Report only the number of lines in this material that include "from".

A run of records
===
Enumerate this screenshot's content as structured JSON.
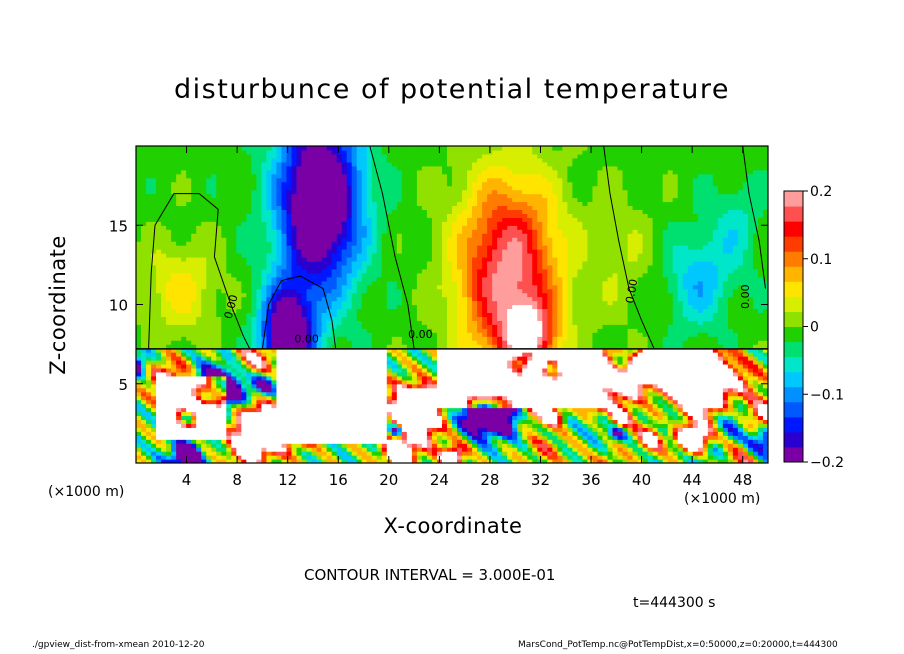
{
  "chart_data": {
    "type": "heatmap",
    "title": "disturbunce of potential temperature",
    "xlabel": "X-coordinate",
    "ylabel": "Z-coordinate",
    "x_unit_left": "(×1000 m)",
    "x_unit_right": "(×1000 m)",
    "xlim": [
      0,
      50
    ],
    "ylim": [
      0,
      20
    ],
    "x_ticks": [
      4,
      8,
      12,
      16,
      20,
      24,
      28,
      32,
      36,
      40,
      44,
      48
    ],
    "y_ticks": [
      5,
      10,
      15
    ],
    "colorbar": {
      "range": [
        -0.2,
        0.2
      ],
      "tick_values": [
        -0.2,
        -0.1,
        0,
        0.1,
        0.2
      ],
      "tick_labels": [
        "−0.2",
        "−0.1",
        "0",
        "0.1",
        "0.2"
      ],
      "colors": [
        "#7a00a6",
        "#2a00d0",
        "#0018ff",
        "#0058ff",
        "#0090ff",
        "#00c8ff",
        "#00e6c8",
        "#00e070",
        "#20d000",
        "#90e000",
        "#d8ee00",
        "#ffe400",
        "#ffb400",
        "#ff7c00",
        "#ff3c00",
        "#ff0000",
        "#ff5050",
        "#ff9c9c"
      ]
    },
    "features": [
      {
        "kind": "cold",
        "x": 14.5,
        "z": 16.5,
        "sx": 3.2,
        "sz": 5.5,
        "amp": -0.26
      },
      {
        "kind": "cold",
        "x": 12.0,
        "z": 8.0,
        "sx": 2.0,
        "sz": 3.0,
        "amp": -0.25
      },
      {
        "kind": "warm",
        "x": 29.5,
        "z": 12.0,
        "sx": 4.0,
        "sz": 6.0,
        "amp": 0.2
      },
      {
        "kind": "warm",
        "x": 31.0,
        "z": 8.0,
        "sx": 2.0,
        "sz": 2.0,
        "amp": 0.16
      },
      {
        "kind": "warm",
        "x": 3.5,
        "z": 11.0,
        "sx": 3.0,
        "sz": 3.0,
        "amp": 0.06
      },
      {
        "kind": "warm",
        "x": 38.5,
        "z": 13.0,
        "sx": 2.5,
        "sz": 4.0,
        "amp": 0.03
      },
      {
        "kind": "cold",
        "x": 44.5,
        "z": 11.5,
        "sx": 2.5,
        "sz": 3.0,
        "amp": -0.07
      },
      {
        "kind": "cold",
        "x": 47.5,
        "z": 15.0,
        "sx": 2.0,
        "sz": 3.0,
        "amp": -0.04
      }
    ],
    "contour_labels": [
      "0.00",
      "0.00",
      "0.00",
      "0.00",
      "0.00"
    ],
    "contour_interval": "CONTOUR INTERVAL = 3.000E-01",
    "time": "t=444300  s"
  },
  "footer": {
    "left": "./gpview_dist-from-xmean  2010-12-20",
    "right": "MarsCond_PotTemp.nc@PotTempDist,x=0:50000,z=0:20000,t=444300"
  }
}
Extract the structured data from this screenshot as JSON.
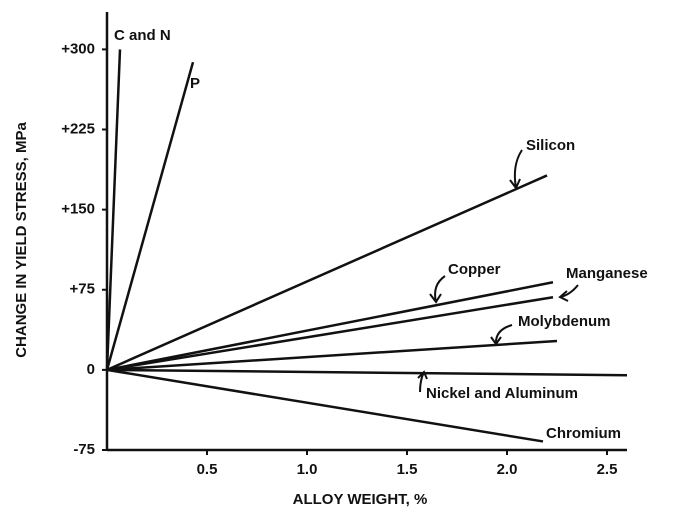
===
Solution to the exercise: 2